PROVIDED PASSAGE –
• • • • • • •

This reminds John of an anecdote from David Foster Wallace’s “This is Water” commencement speech:
“There are these two young fish swimming along, and they happen to meet an older fish swimming the other way, who nods at them and says, ‘Morning, boys, how's the water?’ And the two young fish swim on for a bit, and then eventually one of them looks over at the other and goes, ‘What the hell is water?’”
John explains why it’s relevant to startup ideas:
“[David Foster Wallace] uses this anecdote to explain being mindful in the day-to-day lives that we live. And it’s a little bit like that as you think about opportunities on a day-to-day basis. We live in a world that’s completely broken in lots of small or big ways. And we’ve come to just work around them. We’ve come to take them for granted.”

• • • • • • •

LIST OF TASKS –
A. Answer these questions from the passage on the fish anecdote and startup ideas:
(i) Whose commencement speech contains the anecdote?
(ii) What does the older fish ask the two young fish?
(iii) According to John, what have we come to do about the ways the world is broken?
B. Go on with the passage on the fish anecdote and startup ideas, starting after its final sentence.

Excerpts from a layout annotation set:
• • • • • • •

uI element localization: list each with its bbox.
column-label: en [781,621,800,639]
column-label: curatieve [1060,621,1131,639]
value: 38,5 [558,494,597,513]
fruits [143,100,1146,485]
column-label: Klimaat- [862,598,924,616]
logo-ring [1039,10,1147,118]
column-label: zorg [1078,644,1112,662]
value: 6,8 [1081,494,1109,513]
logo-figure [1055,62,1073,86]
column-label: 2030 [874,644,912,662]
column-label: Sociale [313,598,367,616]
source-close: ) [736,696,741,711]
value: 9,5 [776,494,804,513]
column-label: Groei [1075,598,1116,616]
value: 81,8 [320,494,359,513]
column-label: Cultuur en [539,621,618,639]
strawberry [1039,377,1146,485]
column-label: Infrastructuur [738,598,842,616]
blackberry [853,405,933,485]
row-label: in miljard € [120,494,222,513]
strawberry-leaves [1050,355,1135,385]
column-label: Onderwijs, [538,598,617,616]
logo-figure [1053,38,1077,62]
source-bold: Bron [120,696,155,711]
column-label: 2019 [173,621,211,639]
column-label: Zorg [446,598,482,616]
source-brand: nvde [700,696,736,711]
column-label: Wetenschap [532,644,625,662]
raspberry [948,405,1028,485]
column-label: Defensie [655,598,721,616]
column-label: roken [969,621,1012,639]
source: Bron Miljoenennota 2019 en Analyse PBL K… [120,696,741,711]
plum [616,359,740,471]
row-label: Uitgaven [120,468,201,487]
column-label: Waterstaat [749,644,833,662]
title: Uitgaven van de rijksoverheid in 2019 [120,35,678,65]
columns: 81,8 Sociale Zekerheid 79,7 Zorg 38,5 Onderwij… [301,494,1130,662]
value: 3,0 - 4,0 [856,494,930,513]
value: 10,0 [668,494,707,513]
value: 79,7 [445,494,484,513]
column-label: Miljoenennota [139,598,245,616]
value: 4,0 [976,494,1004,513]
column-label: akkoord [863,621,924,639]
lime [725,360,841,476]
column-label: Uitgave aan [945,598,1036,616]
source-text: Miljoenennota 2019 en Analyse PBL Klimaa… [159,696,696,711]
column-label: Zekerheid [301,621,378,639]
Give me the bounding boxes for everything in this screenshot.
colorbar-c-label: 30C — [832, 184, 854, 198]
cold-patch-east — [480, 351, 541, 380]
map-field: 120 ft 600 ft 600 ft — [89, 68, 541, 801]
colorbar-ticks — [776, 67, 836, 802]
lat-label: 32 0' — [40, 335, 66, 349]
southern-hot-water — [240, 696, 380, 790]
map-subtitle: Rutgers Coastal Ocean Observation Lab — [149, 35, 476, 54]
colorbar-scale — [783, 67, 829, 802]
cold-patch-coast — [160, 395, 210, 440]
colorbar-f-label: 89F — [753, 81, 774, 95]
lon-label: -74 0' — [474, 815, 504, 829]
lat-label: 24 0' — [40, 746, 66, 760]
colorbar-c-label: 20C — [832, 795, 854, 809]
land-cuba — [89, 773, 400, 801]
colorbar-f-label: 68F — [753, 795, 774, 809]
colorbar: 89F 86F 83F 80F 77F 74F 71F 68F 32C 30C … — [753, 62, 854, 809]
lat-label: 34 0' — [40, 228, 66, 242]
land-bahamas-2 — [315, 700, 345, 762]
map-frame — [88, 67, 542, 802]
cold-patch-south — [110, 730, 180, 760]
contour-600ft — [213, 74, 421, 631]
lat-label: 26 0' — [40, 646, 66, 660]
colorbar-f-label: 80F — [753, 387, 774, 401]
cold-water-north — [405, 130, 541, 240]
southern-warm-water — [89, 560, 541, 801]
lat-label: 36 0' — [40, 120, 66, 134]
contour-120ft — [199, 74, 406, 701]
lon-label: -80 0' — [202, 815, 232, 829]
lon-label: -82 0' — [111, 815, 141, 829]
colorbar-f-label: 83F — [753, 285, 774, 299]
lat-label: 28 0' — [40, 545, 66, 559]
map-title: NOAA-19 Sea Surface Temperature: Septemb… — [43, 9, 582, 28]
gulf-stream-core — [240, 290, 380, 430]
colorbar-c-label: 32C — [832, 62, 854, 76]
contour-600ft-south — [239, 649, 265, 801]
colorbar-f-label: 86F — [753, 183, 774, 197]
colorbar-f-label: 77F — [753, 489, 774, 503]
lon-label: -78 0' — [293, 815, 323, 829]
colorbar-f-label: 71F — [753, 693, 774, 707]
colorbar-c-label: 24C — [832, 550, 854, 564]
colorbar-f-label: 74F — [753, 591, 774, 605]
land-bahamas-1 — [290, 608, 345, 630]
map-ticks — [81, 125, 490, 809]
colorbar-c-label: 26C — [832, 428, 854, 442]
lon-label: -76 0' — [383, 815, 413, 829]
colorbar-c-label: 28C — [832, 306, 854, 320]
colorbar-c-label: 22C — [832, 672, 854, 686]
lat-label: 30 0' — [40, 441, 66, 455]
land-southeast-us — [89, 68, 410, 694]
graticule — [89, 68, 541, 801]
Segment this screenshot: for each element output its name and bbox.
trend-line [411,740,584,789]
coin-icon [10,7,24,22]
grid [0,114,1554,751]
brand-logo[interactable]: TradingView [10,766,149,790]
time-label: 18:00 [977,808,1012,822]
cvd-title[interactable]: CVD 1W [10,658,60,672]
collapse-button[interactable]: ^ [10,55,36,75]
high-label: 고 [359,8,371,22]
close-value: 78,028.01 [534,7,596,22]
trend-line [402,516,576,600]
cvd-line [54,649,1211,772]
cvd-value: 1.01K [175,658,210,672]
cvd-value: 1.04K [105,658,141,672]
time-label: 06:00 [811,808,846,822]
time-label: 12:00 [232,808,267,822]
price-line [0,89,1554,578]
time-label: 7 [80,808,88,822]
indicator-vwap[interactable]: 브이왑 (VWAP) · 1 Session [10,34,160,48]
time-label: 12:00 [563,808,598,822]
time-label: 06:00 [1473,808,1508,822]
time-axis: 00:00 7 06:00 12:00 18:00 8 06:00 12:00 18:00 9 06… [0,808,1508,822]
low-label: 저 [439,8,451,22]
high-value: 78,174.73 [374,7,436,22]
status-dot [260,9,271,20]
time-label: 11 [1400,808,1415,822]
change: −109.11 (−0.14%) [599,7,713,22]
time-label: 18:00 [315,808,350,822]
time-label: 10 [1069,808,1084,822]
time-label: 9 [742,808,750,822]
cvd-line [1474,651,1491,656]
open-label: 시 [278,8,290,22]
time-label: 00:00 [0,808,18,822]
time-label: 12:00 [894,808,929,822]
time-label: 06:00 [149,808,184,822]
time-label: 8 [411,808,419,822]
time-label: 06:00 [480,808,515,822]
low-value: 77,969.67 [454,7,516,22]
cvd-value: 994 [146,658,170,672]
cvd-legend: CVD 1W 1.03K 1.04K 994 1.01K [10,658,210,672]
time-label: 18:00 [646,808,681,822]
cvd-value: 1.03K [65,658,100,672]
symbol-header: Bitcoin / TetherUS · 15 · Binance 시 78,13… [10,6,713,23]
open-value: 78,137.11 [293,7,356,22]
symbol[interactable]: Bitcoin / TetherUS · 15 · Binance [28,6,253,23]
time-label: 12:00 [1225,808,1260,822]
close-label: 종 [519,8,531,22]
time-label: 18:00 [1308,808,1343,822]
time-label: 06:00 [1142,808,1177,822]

• • • • • • •

RESPONSES TO THE TASKS –
A.
(i) David Foster Wallace's "This is Water" commencement speech.
(ii) "Morning, boys, how's the water?"
(iii) We have come to work around them and to take them for granted.

B.
John continues
“Spotting opportunities requires you to jump out of that mode briefly — to question how things work and be unreasonable in suggesting that it’s not valid for them to work this way. It’s interesting to note that the companies that are successful in changing an industry are often not started by insiders. The insiders know too much about that industry. They’ve been swimming in that water for too long. Certainly that was the case in Stripe’s case. As we came to learn more about how the payments industry worked, we could see the reasons why everything worked the way it did . . . And it requires you to stand back and say, ‘No, wait a second. That’s not how the Internet works.’ There’s a practice you have to get into in how you look at the world to stop accepting everything as reasonable. We are all swimming in opportunity, but it’s often really hard to see it.”
Full video: Stanford eCorner “John Collison: Putting Startup Success in Perspective [Entire Talk]“ (Feb 2015)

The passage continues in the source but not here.